▸ Instructions to follow:
Give the number of lines below that contain "ylabel", with no other output.

◇ ◇ ◇ ◇

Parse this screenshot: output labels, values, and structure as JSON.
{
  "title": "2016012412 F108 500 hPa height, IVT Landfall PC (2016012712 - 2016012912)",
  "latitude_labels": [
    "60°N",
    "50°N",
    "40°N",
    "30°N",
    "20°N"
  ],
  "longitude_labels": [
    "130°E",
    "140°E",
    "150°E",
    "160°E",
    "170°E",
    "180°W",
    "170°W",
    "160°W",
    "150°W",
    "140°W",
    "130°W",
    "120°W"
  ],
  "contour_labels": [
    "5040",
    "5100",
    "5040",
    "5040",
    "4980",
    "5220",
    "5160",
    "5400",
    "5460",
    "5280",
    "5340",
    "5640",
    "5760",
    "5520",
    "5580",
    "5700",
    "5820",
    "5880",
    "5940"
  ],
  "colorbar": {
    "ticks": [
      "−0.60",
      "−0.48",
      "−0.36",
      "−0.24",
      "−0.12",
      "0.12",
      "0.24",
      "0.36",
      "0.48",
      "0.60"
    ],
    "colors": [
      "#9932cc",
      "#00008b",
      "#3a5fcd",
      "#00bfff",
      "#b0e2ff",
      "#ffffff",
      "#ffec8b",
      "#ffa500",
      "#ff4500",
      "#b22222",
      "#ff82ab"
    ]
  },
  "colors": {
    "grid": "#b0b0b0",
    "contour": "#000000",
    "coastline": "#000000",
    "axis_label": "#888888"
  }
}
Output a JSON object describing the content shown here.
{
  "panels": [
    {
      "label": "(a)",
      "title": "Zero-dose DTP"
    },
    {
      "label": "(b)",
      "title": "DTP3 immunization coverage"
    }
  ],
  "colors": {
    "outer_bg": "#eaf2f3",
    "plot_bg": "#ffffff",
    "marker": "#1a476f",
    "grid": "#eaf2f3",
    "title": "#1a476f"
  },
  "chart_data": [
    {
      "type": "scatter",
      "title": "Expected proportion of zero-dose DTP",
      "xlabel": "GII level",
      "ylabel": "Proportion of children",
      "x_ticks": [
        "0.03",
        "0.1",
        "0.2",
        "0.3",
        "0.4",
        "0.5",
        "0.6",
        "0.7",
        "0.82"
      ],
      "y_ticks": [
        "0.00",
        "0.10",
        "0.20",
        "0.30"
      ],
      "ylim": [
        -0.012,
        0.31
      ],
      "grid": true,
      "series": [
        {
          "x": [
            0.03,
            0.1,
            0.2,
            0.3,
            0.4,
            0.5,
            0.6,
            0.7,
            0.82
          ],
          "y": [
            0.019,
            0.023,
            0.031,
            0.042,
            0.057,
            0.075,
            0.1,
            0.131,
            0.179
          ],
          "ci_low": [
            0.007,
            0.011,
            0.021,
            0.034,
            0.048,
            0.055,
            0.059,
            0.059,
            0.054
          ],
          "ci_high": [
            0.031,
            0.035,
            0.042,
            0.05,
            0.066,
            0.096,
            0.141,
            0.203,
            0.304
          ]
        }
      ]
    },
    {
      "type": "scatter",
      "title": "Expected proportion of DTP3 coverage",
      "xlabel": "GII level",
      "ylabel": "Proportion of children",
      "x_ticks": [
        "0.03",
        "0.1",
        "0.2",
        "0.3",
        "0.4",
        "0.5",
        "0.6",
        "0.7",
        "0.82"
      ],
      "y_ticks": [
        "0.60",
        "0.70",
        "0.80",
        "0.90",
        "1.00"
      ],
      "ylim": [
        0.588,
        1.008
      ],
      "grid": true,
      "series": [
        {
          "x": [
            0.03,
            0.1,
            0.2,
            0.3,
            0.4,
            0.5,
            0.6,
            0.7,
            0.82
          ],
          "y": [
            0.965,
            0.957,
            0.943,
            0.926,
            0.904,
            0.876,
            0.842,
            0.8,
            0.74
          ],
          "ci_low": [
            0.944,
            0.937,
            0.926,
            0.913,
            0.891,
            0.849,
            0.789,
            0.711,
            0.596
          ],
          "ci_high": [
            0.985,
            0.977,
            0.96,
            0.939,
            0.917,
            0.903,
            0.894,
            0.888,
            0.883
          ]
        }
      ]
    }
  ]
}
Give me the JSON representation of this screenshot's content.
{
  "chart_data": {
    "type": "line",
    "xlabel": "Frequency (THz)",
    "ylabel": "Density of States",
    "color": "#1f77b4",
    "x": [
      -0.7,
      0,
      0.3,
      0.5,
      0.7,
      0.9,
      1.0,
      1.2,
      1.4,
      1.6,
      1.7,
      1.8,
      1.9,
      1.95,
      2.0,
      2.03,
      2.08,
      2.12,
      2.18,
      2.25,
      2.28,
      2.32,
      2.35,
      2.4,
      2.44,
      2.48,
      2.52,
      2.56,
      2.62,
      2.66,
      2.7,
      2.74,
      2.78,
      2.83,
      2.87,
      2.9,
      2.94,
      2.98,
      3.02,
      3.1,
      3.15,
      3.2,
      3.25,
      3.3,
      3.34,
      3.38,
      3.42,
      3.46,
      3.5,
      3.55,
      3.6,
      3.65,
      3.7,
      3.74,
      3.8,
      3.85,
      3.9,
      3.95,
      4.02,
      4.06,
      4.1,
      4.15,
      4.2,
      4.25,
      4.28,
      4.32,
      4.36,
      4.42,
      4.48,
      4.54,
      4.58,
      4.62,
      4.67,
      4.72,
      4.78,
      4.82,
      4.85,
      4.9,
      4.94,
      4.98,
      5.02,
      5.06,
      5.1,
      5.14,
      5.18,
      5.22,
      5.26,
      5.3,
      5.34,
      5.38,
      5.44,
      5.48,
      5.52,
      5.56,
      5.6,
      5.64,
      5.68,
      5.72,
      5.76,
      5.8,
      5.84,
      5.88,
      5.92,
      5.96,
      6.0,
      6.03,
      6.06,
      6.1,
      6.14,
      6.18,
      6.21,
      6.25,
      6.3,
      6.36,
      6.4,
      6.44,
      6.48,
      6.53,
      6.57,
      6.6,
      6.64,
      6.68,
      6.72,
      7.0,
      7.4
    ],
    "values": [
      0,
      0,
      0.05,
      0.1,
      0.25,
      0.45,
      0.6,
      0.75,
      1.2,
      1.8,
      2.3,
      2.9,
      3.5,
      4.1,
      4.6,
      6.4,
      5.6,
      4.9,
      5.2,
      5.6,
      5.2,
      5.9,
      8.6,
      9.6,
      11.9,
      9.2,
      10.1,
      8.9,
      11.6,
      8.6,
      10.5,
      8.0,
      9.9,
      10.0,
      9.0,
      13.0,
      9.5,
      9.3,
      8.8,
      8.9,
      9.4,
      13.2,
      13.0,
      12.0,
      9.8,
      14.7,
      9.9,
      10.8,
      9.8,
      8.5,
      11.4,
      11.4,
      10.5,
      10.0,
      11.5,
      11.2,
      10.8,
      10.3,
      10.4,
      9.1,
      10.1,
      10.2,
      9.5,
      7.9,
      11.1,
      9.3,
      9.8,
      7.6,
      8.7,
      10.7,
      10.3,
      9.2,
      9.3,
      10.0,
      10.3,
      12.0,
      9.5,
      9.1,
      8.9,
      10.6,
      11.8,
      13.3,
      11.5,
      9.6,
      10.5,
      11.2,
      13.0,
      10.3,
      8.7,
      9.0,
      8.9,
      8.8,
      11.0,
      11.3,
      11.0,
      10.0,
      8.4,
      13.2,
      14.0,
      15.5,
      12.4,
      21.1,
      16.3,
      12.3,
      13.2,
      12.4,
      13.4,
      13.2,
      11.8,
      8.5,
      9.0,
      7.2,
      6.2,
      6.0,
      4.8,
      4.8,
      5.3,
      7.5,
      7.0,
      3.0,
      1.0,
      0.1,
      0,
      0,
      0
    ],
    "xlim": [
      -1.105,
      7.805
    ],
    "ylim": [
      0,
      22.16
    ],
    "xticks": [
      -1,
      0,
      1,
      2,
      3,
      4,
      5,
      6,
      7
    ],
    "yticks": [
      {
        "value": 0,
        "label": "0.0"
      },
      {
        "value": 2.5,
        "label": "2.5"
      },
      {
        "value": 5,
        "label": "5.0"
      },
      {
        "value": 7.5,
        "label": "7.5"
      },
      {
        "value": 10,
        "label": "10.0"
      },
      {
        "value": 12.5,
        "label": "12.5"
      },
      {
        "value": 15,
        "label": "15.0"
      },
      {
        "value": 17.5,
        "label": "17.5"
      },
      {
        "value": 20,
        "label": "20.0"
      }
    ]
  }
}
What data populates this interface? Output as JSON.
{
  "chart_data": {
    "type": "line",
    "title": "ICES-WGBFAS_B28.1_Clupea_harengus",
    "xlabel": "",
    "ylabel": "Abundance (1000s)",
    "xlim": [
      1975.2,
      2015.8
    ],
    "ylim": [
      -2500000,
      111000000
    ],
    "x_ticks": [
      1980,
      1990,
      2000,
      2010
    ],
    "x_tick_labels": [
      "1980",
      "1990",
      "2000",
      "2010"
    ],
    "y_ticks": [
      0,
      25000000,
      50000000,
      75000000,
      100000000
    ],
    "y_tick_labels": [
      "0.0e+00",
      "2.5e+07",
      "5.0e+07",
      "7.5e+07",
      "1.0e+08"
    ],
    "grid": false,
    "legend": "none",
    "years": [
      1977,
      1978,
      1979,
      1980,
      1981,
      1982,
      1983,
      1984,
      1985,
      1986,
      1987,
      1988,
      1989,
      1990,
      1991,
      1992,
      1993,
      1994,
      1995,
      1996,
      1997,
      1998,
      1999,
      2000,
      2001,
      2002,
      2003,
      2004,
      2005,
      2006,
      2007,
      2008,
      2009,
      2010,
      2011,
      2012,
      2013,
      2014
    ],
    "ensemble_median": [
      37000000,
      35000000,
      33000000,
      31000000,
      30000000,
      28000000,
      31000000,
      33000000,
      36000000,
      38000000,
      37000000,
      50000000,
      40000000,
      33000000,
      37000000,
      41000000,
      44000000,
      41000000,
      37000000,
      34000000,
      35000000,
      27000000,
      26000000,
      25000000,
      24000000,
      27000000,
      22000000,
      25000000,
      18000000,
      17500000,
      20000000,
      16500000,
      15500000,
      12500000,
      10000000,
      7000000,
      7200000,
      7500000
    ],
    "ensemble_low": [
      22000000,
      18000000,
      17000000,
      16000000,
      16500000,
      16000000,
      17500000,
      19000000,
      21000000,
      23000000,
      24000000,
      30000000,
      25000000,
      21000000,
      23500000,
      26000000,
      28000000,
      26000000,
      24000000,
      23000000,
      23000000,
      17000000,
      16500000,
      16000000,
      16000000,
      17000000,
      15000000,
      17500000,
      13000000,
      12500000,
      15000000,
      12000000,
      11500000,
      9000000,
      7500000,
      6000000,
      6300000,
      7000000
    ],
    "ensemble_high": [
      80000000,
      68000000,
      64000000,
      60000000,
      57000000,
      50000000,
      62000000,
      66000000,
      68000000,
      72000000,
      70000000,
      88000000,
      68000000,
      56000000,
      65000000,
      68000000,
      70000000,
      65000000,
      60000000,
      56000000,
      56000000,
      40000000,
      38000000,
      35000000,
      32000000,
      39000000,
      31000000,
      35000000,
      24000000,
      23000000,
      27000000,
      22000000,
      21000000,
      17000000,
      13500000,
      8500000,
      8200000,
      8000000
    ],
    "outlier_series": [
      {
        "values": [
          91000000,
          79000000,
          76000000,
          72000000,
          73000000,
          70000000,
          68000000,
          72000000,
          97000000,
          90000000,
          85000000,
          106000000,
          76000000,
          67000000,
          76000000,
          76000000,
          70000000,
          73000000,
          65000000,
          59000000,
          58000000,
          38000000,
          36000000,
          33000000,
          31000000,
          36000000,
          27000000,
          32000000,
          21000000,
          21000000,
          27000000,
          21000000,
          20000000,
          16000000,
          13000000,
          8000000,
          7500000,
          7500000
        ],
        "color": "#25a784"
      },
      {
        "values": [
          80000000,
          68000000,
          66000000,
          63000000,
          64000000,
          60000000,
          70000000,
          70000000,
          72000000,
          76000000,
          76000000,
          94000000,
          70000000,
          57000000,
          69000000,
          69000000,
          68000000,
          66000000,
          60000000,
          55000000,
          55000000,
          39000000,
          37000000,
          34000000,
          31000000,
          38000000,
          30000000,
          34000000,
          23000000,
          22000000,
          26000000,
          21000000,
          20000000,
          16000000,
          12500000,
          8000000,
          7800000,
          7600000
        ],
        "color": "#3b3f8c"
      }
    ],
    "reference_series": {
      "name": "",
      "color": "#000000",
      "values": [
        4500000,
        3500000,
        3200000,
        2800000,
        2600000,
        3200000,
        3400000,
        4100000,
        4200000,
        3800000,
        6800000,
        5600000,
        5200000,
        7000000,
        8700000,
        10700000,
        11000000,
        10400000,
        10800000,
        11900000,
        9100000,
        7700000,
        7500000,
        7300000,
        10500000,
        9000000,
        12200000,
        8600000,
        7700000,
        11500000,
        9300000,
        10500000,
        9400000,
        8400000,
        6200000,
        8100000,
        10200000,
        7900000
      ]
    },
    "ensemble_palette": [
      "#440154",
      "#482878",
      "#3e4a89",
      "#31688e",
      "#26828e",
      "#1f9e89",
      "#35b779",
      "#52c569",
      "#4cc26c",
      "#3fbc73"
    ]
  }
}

◇ ◇ ◇ ◇

▸ Solution to this exercise:
4